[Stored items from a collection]
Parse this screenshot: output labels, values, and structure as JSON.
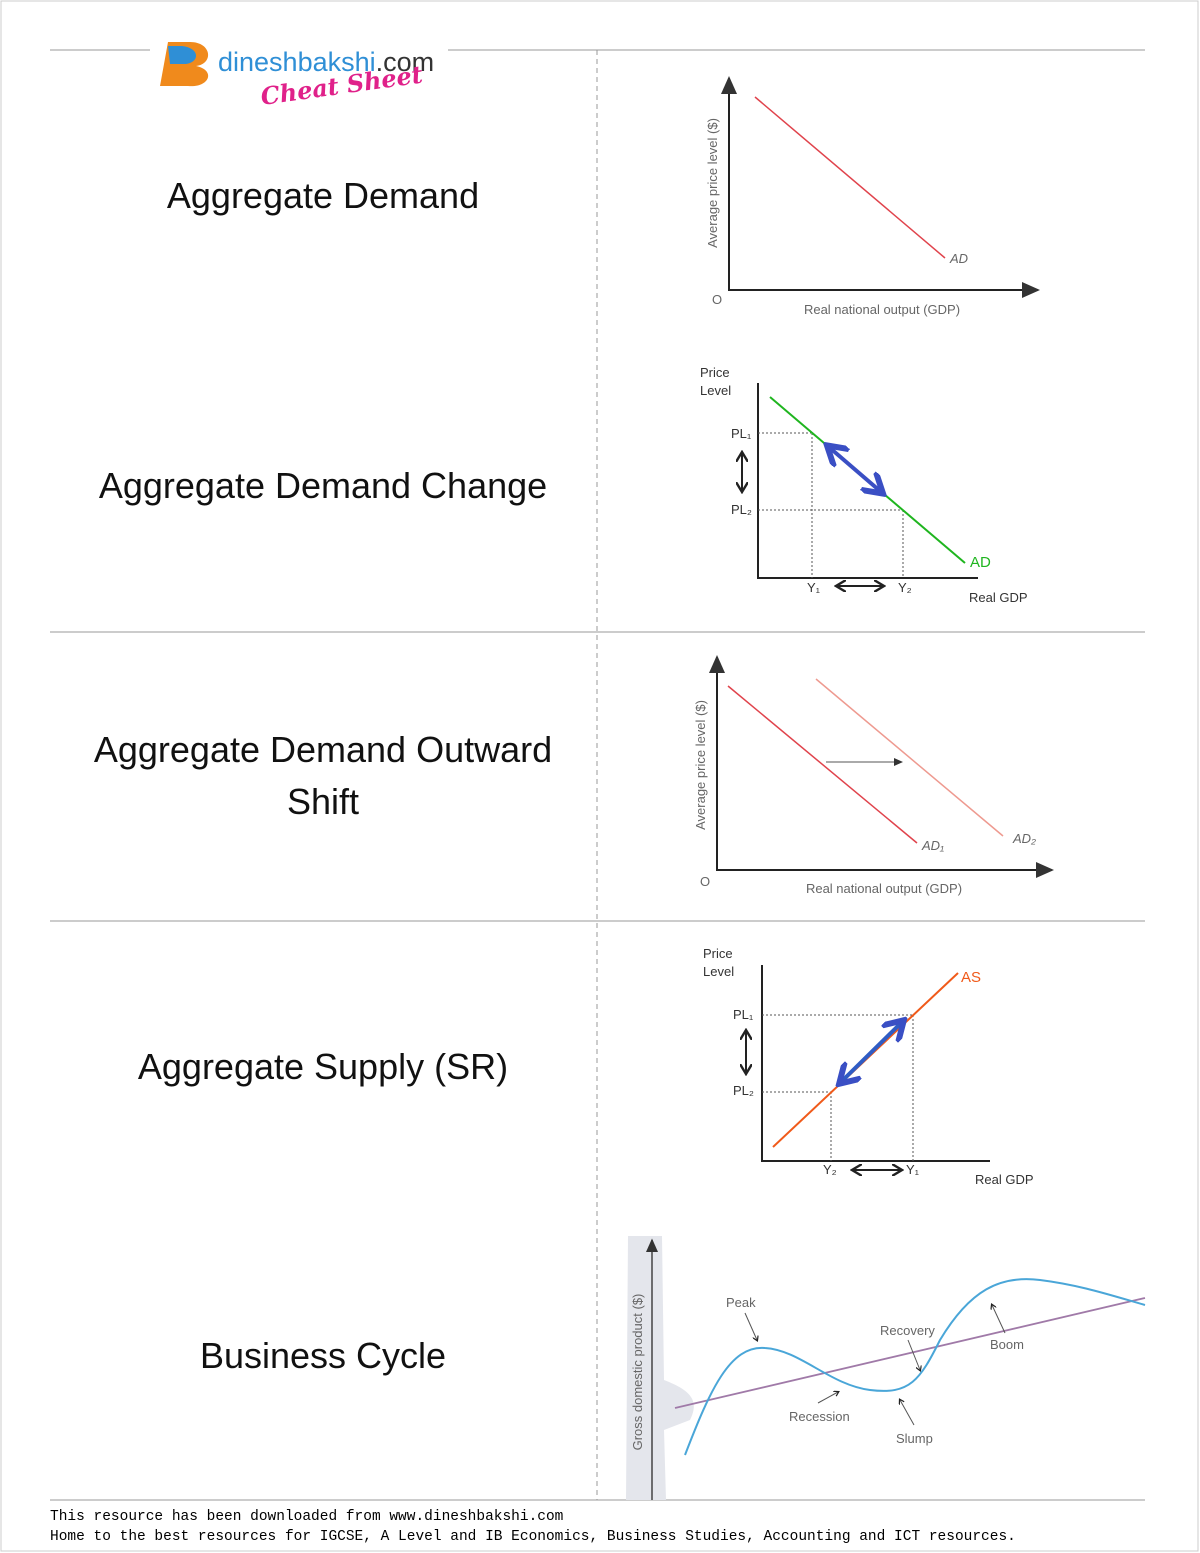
{
  "header": {
    "brand": "dineshbakshi",
    "domain": ".com",
    "tagline": "Cheat Sheet"
  },
  "cards": [
    {
      "term_lines": [
        "Aggregate Demand"
      ],
      "diagram": {
        "y_label": "Average price level ($)",
        "x_label": "Real national output (GDP)",
        "origin": "O",
        "curve_label": "AD"
      }
    },
    {
      "term_lines": [
        "Aggregate Demand Change"
      ],
      "diagram": {
        "y_label_lines": [
          "Price",
          "Level"
        ],
        "pl_1": "PL₁",
        "pl_2": "PL₂",
        "y_1": "Y₁",
        "y_2": "Y₂",
        "curve_label": "AD",
        "x_label": "Real GDP"
      }
    },
    {
      "term_lines": [
        "Aggregate Demand Outward",
        "Shift"
      ],
      "diagram": {
        "y_label": "Average price level ($)",
        "x_label": "Real national output (GDP)",
        "origin": "O",
        "curve_1": "AD₁",
        "curve_2": "AD₂"
      }
    },
    {
      "term_lines": [
        "Aggregate Supply (SR)"
      ],
      "diagram": {
        "y_label_lines": [
          "Price",
          "Level"
        ],
        "pl_1": "PL₁",
        "pl_2": "PL₂",
        "y_1": "Y₁",
        "y_2": "Y₂",
        "curve_label": "AS",
        "x_label": "Real GDP"
      }
    },
    {
      "term_lines": [
        "Business Cycle"
      ],
      "diagram": {
        "y_label": "Gross domestic product ($)",
        "peak": "Peak",
        "recovery": "Recovery",
        "boom": "Boom",
        "recession": "Recession",
        "slump": "Slump"
      }
    }
  ],
  "footer": {
    "line_1": "This resource has been downloaded from www.dineshbakshi.com",
    "line_2": "Home to the best resources for IGCSE, A Level and IB Economics, Business Studies, Accounting and ICT resources."
  }
}
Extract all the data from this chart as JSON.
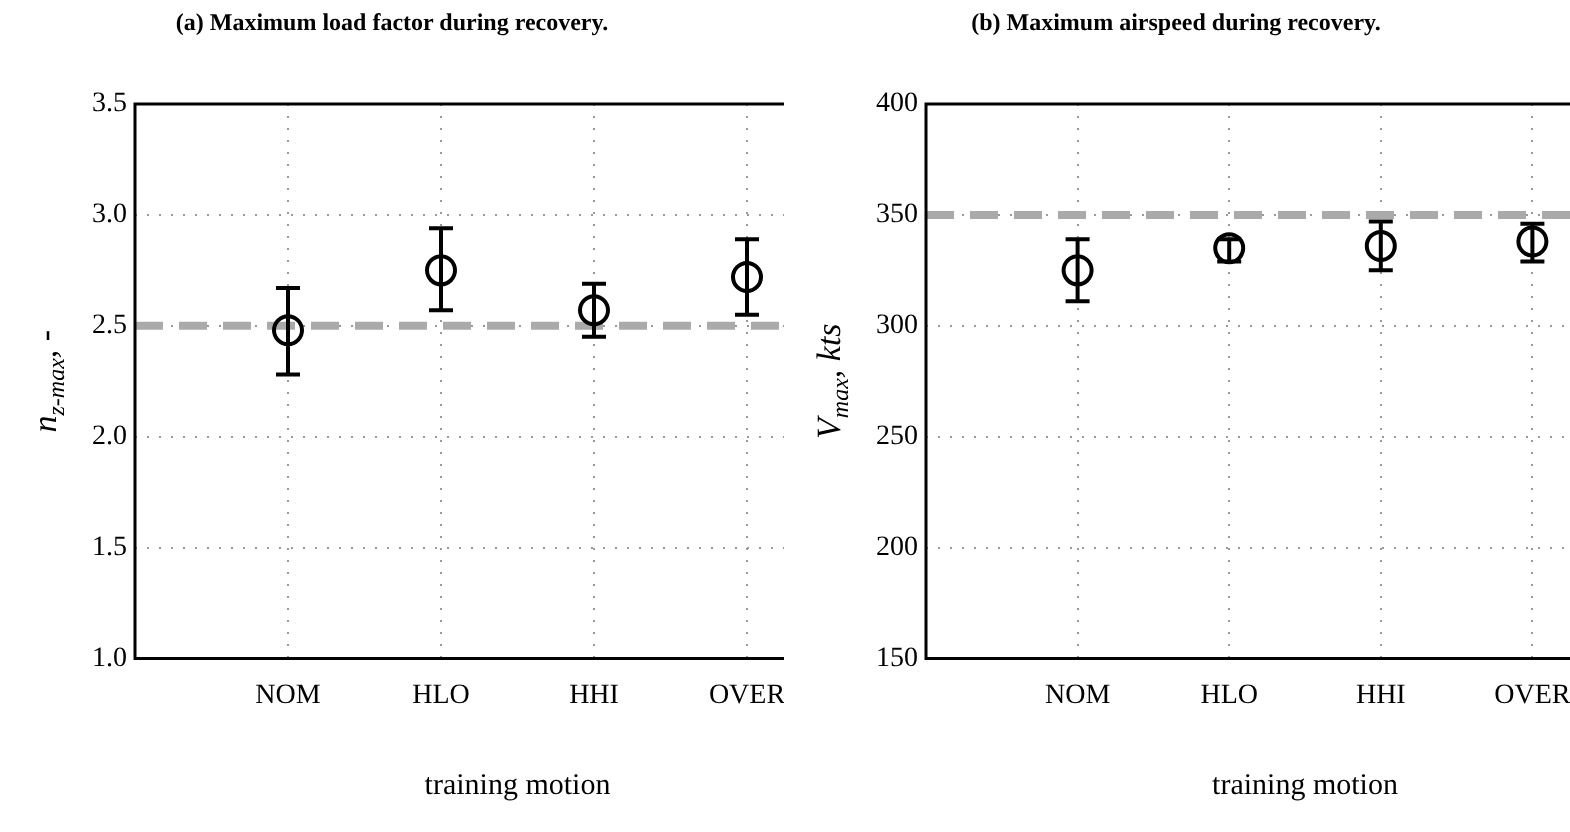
{
  "chart_data": [
    {
      "type": "scatter",
      "title": "(a) Maximum load factor during recovery.",
      "xlabel": "training motion",
      "ylabel": "n$_{z-max}$, -",
      "categories": [
        "NOM",
        "HLO",
        "HHI",
        "OVER"
      ],
      "marker": "circle",
      "grid": true,
      "legend": false,
      "ylim": [
        1.0,
        3.5
      ],
      "yticks": [
        {
          "value": 1.0,
          "label": "1.0"
        },
        {
          "value": 1.5,
          "label": "1.5"
        },
        {
          "value": 2.0,
          "label": "2.0"
        },
        {
          "value": 2.5,
          "label": "2.5"
        },
        {
          "value": 3.0,
          "label": "3.0"
        },
        {
          "value": 3.5,
          "label": "3.5"
        }
      ],
      "series": [
        {
          "color": "#000000",
          "values": [
            2.48,
            2.75,
            2.57,
            2.72
          ],
          "errors": [
            [
              2.28,
              2.67
            ],
            [
              2.57,
              2.94
            ],
            [
              2.45,
              2.69
            ],
            [
              2.55,
              2.89
            ]
          ]
        }
      ],
      "ref_lines": [
        {
          "axis": "y",
          "value": 2.5,
          "color": "#aaaaaa",
          "line_style": "dashed"
        }
      ]
    },
    {
      "type": "scatter",
      "title": "(b) Maximum airspeed during recovery.",
      "xlabel": "training motion",
      "ylabel": "V$_{max}$, kts",
      "categories": [
        "NOM",
        "HLO",
        "HHI",
        "OVER"
      ],
      "marker": "circle",
      "grid": true,
      "legend": false,
      "ylim": [
        150,
        400
      ],
      "yticks": [
        150,
        200,
        250,
        300,
        350,
        400
      ],
      "series": [
        {
          "color": "#000000",
          "values": [
            325,
            335,
            336,
            338
          ],
          "errors": [
            [
              311,
              339
            ],
            [
              329,
              339
            ],
            [
              325,
              347
            ],
            [
              329,
              346
            ]
          ]
        }
      ],
      "ref_lines": [
        {
          "axis": "y",
          "value": 350,
          "color": "#aaaaaa",
          "line_style": "dashed"
        }
      ]
    }
  ]
}
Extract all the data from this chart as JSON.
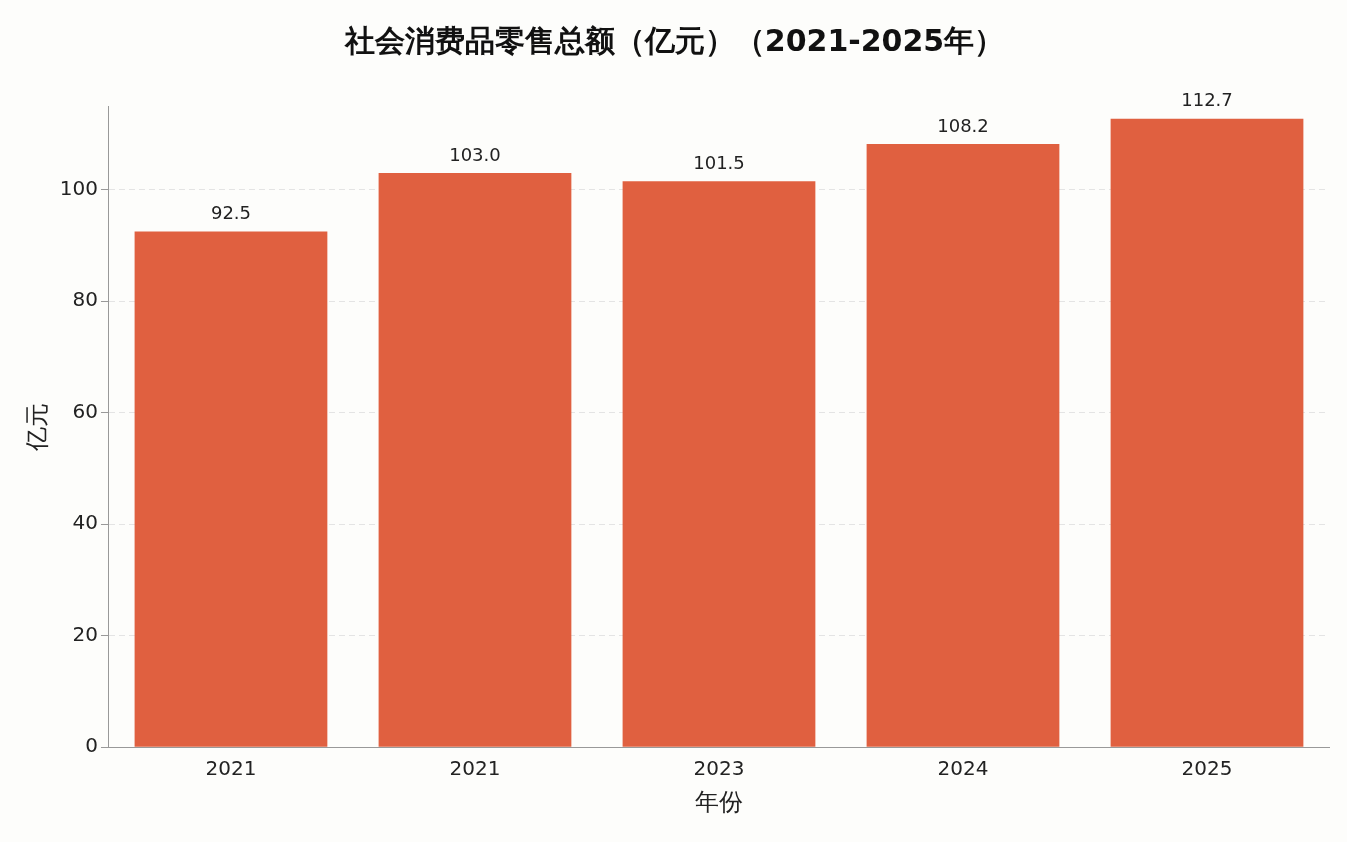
{
  "chart_data": {
    "type": "bar",
    "title": "社会消费品零售总额（亿元）（2021-2025年）",
    "xlabel": "年份",
    "ylabel": "亿元",
    "categories": [
      "2021",
      "2021",
      "2023",
      "2024",
      "2025"
    ],
    "values": [
      92.5,
      103.0,
      101.5,
      108.2,
      112.7
    ],
    "value_labels": [
      "92.5",
      "103.0",
      "101.5",
      "108.2",
      "112.7"
    ],
    "color": "#e06040",
    "ylim": [
      0,
      115
    ],
    "yticks": [
      0,
      20,
      40,
      60,
      80,
      100
    ],
    "grid": "y",
    "legend": false
  }
}
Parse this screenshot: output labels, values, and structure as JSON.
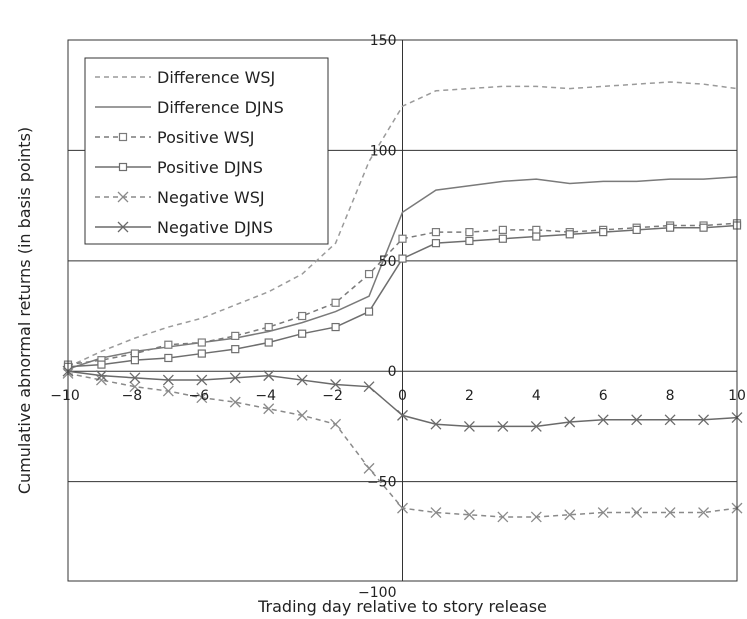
{
  "chart_data": {
    "type": "line",
    "xlabel": "Trading day relative to story release",
    "ylabel": "Cumulative abnormal returns (in basis points)",
    "xlim": [
      -10,
      10
    ],
    "ylim": [
      -95,
      150
    ],
    "x_ticks": [
      -10,
      -8,
      -6,
      -4,
      -2,
      0,
      2,
      4,
      6,
      8,
      10
    ],
    "y_ticks": [
      -100,
      -50,
      0,
      50,
      100,
      150
    ],
    "grid": "horizontal at y ticks, vertical at x=0",
    "legend_position": "top-left",
    "x": [
      -10,
      -9,
      -8,
      -7,
      -6,
      -5,
      -4,
      -3,
      -2,
      -1,
      0,
      1,
      2,
      3,
      4,
      5,
      6,
      7,
      8,
      9,
      10
    ],
    "series": [
      {
        "name": "Difference WSJ",
        "style": "dashed",
        "marker": "none",
        "color": "#9a9a9a",
        "values": [
          2,
          9,
          15,
          20,
          24,
          30,
          36,
          44,
          58,
          95,
          120,
          127,
          128,
          129,
          129,
          128,
          129,
          130,
          131,
          130,
          128
        ]
      },
      {
        "name": "Difference DJNS",
        "style": "solid",
        "marker": "none",
        "color": "#7a7a7a",
        "values": [
          1,
          6,
          9,
          11,
          13,
          15,
          18,
          22,
          27,
          34,
          72,
          82,
          84,
          86,
          87,
          85,
          86,
          86,
          87,
          87,
          88
        ]
      },
      {
        "name": "Positive WSJ",
        "style": "dashed",
        "marker": "square",
        "color": "#7a7a7a",
        "values": [
          3,
          5,
          8,
          12,
          13,
          16,
          20,
          25,
          31,
          44,
          60,
          63,
          63,
          64,
          64,
          63,
          64,
          65,
          66,
          66,
          67
        ]
      },
      {
        "name": "Positive DJNS",
        "style": "solid",
        "marker": "square",
        "color": "#6e6e6e",
        "values": [
          2,
          3,
          5,
          6,
          8,
          10,
          13,
          17,
          20,
          27,
          51,
          58,
          59,
          60,
          61,
          62,
          63,
          64,
          65,
          65,
          66
        ]
      },
      {
        "name": "Negative WSJ",
        "style": "dashed",
        "marker": "x",
        "color": "#8a8a8a",
        "values": [
          -1,
          -4,
          -7,
          -9,
          -12,
          -14,
          -17,
          -20,
          -24,
          -44,
          -62,
          -64,
          -65,
          -66,
          -66,
          -65,
          -64,
          -64,
          -64,
          -64,
          -62
        ]
      },
      {
        "name": "Negative DJNS",
        "style": "solid",
        "marker": "x",
        "color": "#6a6a6a",
        "values": [
          0,
          -2,
          -3,
          -4,
          -4,
          -3,
          -2,
          -4,
          -6,
          -7,
          -20,
          -24,
          -25,
          -25,
          -25,
          -23,
          -22,
          -22,
          -22,
          -22,
          -21
        ]
      }
    ]
  }
}
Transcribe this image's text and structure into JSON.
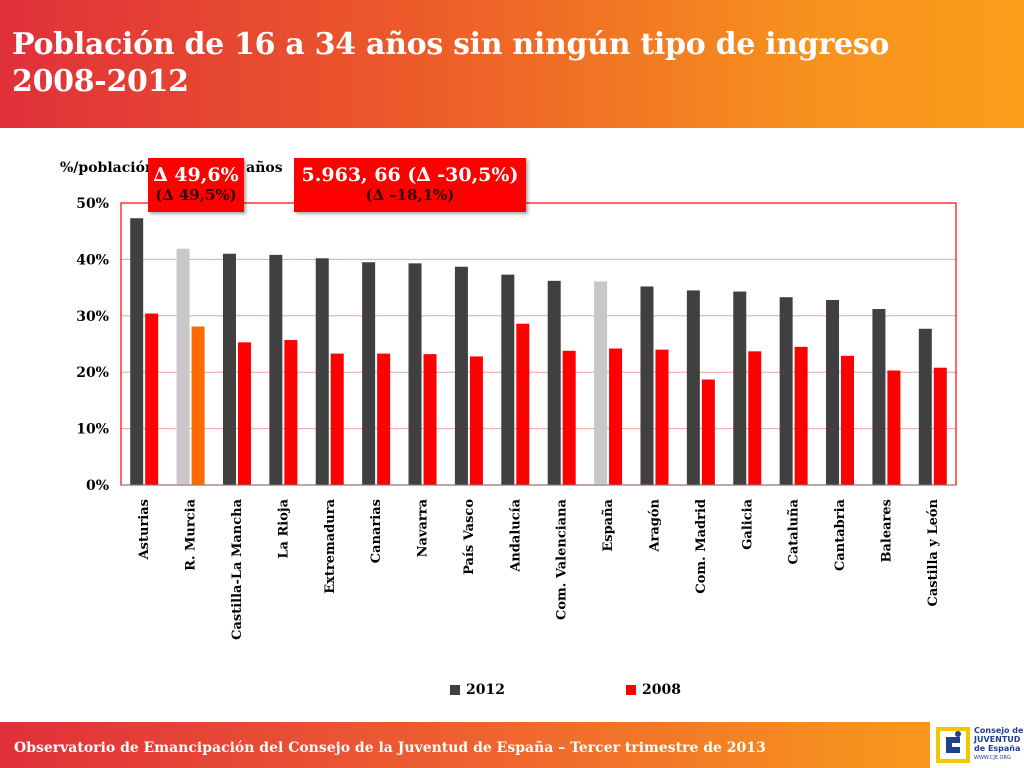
{
  "header": {
    "title": "Población de 16 a 34 años sin ningún tipo de ingreso\n2008-2012"
  },
  "chart_data": {
    "type": "bar",
    "ylabel": "%/población de 16 a 34 años",
    "ylim": [
      0,
      50
    ],
    "yticks": [
      "0%",
      "10%",
      "20%",
      "30%",
      "40%",
      "50%"
    ],
    "grid": true,
    "legend_position": "bottom",
    "categories": [
      "Asturias",
      "R. Murcia",
      "Castilla-La Mancha",
      "La Rioja",
      "Extremadura",
      "Canarias",
      "Navarra",
      "País Vasco",
      "Andalucía",
      "Com. Valenciana",
      "España",
      "Aragón",
      "Com. Madrid",
      "Galicia",
      "Cataluña",
      "Cantabria",
      "Baleares",
      "Castilla y León"
    ],
    "series": [
      {
        "name": "2012",
        "color": "#404040",
        "values": [
          47.3,
          41.9,
          41.0,
          40.8,
          40.2,
          39.5,
          39.3,
          38.7,
          37.3,
          36.2,
          36.1,
          35.2,
          34.5,
          34.3,
          33.3,
          32.8,
          31.2,
          27.7
        ]
      },
      {
        "name": "2008",
        "color": "#ff0000",
        "values": [
          30.4,
          28.1,
          25.3,
          25.7,
          23.3,
          23.3,
          23.2,
          22.8,
          28.6,
          23.8,
          24.2,
          24.0,
          18.7,
          23.7,
          24.5,
          22.9,
          20.3,
          20.8
        ]
      }
    ],
    "highlights": [
      {
        "category": "R. Murcia",
        "colors": [
          "#c8c8c8",
          "#ff6a00"
        ]
      },
      {
        "category": "España",
        "colors": [
          "#c8c8c8",
          "#ff0000"
        ]
      }
    ],
    "annotations": [
      {
        "line1": "∆ 49,6%",
        "line2": "(∆ 49,5%)"
      },
      {
        "line1": "5.963, 66 (∆ -30,5%)",
        "line2": "(∆ –18,1%)"
      }
    ]
  },
  "footer": {
    "text": "Observatorio de Emancipación del Consejo de la Juventud de España – Tercer trimestre de 2013",
    "logo_lines": [
      "Consejo de la",
      "JUVENTUD",
      "de España"
    ],
    "logo_url": "WWW.CJE.ORG"
  }
}
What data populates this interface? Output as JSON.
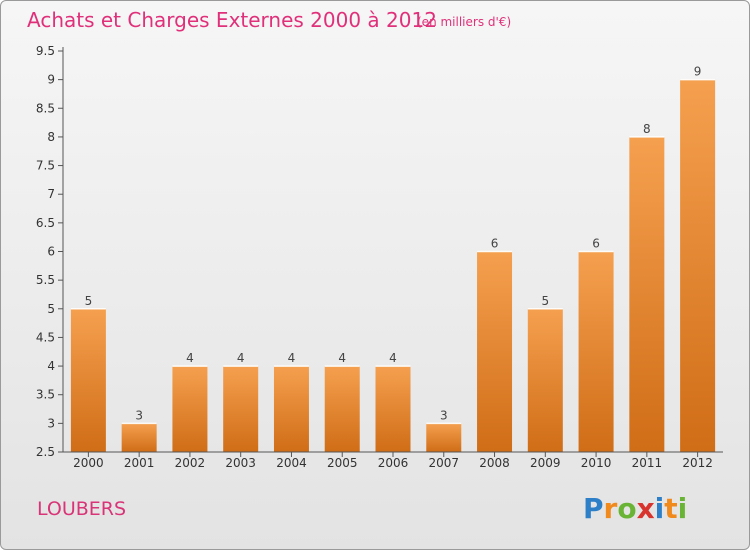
{
  "chart_data": {
    "type": "bar",
    "title": "Achats et Charges Externes 2000 à 2012",
    "unit_note": "(en milliers d'€)",
    "categories": [
      "2000",
      "2001",
      "2002",
      "2003",
      "2004",
      "2005",
      "2006",
      "2007",
      "2008",
      "2009",
      "2010",
      "2011",
      "2012"
    ],
    "values": [
      5,
      3,
      4,
      4,
      4,
      4,
      4,
      3,
      6,
      5,
      6,
      8,
      9
    ],
    "data_labels": [
      "5",
      "3",
      "4",
      "4",
      "4",
      "4",
      "4",
      "3",
      "6",
      "5",
      "6",
      "8",
      "9"
    ],
    "ylim": [
      2.5,
      9.5
    ],
    "yticks": [
      "2.5",
      "3",
      "3.5",
      "4",
      "4.5",
      "5",
      "5.5",
      "6",
      "6.5",
      "7",
      "7.5",
      "8",
      "8.5",
      "9",
      "9.5"
    ],
    "grid": false,
    "bar_color_top": "#f5a04f",
    "bar_color_bottom": "#d06d17"
  },
  "place": "LOUBERS",
  "logo": {
    "letters": [
      "P",
      "r",
      "o",
      "x",
      "i",
      "t",
      "i"
    ],
    "colors": [
      "#2d7fc8",
      "#f08a1d",
      "#69b335",
      "#d8332c",
      "#2d7fc8",
      "#f08a1d",
      "#69b335"
    ]
  }
}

_Requirements_
Gather up the lines that contain the word "title".

_Output below_
      "title": "(a) Maximum load factor during recovery.",
      "title": "(b) Maximum airspeed during recovery.",
    "title": "社会消费品零售总额（亿元）（2021-2025年）",
    "title": "Población de 16 a 34 años sin ningún tipo de ingreso\n2008-2012"
    "title": "Achats et Charges Externes 2000 à 2012",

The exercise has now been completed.